Dataset entries:
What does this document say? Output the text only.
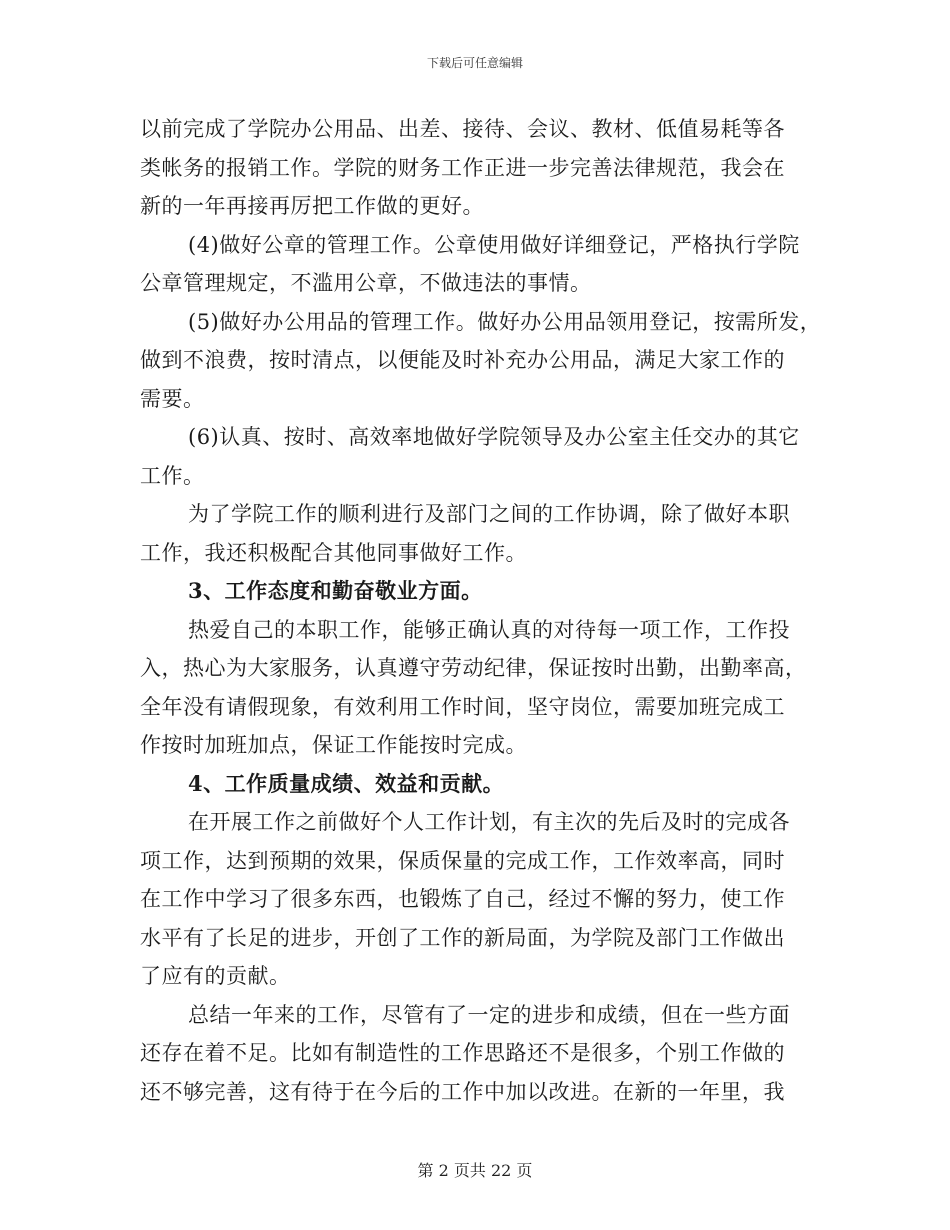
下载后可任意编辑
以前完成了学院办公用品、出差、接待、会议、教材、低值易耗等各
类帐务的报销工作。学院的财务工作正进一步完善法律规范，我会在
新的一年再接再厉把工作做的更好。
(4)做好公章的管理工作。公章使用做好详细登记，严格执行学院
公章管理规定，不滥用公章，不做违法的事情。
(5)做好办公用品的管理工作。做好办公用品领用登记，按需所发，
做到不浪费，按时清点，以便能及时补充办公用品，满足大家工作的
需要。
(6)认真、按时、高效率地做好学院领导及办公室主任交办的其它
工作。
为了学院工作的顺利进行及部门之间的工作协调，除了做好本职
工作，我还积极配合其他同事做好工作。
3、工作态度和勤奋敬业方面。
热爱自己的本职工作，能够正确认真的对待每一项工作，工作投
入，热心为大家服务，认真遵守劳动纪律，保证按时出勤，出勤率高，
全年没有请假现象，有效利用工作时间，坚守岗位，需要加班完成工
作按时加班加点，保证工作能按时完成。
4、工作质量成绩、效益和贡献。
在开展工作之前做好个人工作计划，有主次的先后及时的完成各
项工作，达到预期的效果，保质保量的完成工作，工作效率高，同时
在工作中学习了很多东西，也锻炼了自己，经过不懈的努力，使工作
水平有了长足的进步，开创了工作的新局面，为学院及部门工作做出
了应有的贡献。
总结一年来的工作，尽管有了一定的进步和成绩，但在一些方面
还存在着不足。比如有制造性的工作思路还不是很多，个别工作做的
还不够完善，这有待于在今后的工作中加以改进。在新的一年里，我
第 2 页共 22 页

> **TASK GOAL**
Nothing but the pictures may be dropped; output the records above exactly.

> **TASK ANSWER**
What does this document say? Output the text only.
下载后可任意编辑
以前完成了学院办公用品、出差、接待、会议、教材、低值易耗等各
类帐务的报销工作。学院的财务工作正进一步完善法律规范，我会在
新的一年再接再厉把工作做的更好。
(4)做好公章的管理工作。公章使用做好详细登记，严格执行学院
公章管理规定，不滥用公章，不做违法的事情。
(5)做好办公用品的管理工作。做好办公用品领用登记，按需所发，
做到不浪费，按时清点，以便能及时补充办公用品，满足大家工作的
需要。
(6)认真、按时、高效率地做好学院领导及办公室主任交办的其它
工作。
为了学院工作的顺利进行及部门之间的工作协调，除了做好本职
工作，我还积极配合其他同事做好工作。
3、工作态度和勤奋敬业方面。
热爱自己的本职工作，能够正确认真的对待每一项工作，工作投
入，热心为大家服务，认真遵守劳动纪律，保证按时出勤，出勤率高，
全年没有请假现象，有效利用工作时间，坚守岗位，需要加班完成工
作按时加班加点，保证工作能按时完成。
4、工作质量成绩、效益和贡献。
在开展工作之前做好个人工作计划，有主次的先后及时的完成各
项工作，达到预期的效果，保质保量的完成工作，工作效率高，同时
在工作中学习了很多东西，也锻炼了自己，经过不懈的努力，使工作
水平有了长足的进步，开创了工作的新局面，为学院及部门工作做出
了应有的贡献。
总结一年来的工作，尽管有了一定的进步和成绩，但在一些方面
还存在着不足。比如有制造性的工作思路还不是很多，个别工作做的
还不够完善，这有待于在今后的工作中加以改进。在新的一年里，我
第 2 页共 22 页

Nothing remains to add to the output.